## [Exercise objective]
Pick out all lines with the word "triÓn" from the records that follow.

## [Stored entries]

** START **

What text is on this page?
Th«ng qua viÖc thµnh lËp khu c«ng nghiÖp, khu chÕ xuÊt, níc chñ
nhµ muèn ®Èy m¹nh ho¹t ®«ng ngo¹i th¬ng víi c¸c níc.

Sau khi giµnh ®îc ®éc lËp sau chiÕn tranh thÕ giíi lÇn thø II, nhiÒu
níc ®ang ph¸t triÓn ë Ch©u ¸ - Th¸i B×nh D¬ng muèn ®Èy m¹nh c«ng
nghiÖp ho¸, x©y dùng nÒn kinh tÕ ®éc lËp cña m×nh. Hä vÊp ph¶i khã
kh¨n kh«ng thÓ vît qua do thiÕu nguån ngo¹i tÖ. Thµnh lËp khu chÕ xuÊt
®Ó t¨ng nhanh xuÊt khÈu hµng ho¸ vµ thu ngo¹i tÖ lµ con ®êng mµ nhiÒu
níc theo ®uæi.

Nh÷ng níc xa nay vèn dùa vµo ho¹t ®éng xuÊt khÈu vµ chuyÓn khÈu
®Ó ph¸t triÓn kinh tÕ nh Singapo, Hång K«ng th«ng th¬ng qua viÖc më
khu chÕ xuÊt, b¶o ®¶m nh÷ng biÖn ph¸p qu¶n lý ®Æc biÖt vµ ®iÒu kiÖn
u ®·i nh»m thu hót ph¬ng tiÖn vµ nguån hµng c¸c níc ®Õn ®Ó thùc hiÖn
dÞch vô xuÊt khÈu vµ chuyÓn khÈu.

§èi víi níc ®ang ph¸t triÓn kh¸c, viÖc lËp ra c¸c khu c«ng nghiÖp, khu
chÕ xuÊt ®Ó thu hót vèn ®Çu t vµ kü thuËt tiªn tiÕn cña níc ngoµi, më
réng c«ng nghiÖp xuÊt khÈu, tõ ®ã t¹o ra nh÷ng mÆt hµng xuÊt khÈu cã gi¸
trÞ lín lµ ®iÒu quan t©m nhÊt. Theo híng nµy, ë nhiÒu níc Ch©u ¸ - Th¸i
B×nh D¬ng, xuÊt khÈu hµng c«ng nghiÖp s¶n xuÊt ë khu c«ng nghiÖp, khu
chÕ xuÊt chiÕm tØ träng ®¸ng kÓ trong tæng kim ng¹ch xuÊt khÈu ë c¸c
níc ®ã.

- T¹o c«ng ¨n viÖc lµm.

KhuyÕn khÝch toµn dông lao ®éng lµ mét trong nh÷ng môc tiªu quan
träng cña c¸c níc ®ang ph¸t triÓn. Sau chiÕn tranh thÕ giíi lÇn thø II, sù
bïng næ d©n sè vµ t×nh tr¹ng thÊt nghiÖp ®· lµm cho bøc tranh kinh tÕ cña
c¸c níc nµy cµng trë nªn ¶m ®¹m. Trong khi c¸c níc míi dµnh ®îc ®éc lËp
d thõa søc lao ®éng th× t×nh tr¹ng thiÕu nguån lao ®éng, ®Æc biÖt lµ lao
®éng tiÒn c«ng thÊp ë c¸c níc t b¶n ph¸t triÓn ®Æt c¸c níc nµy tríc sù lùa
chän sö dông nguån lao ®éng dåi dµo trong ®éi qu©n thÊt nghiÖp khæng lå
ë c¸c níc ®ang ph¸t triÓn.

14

** END **

## [Result]
níc ®ang ph¸t triÓn ë Ch©u ¸ - Th¸i B×nh D¬ng muèn ®Èy m¹nh c«ng
®Ó ph¸t triÓn kinh tÕ nh Singapo, Hång K«ng th«ng th¬ng qua viÖc më
§èi víi níc ®ang ph¸t triÓn kh¸c, viÖc lËp ra c¸c khu c«ng nghiÖp, khu
träng cña c¸c níc ®ang ph¸t triÓn. Sau chiÕn tranh thÕ giíi lÇn thø II, sù
®éng tiÒn c«ng thÊp ë c¸c níc t b¶n ph¸t triÓn ®Æt c¸c níc nµy tríc sù lùa
ë c¸c níc ®ang ph¸t triÓn.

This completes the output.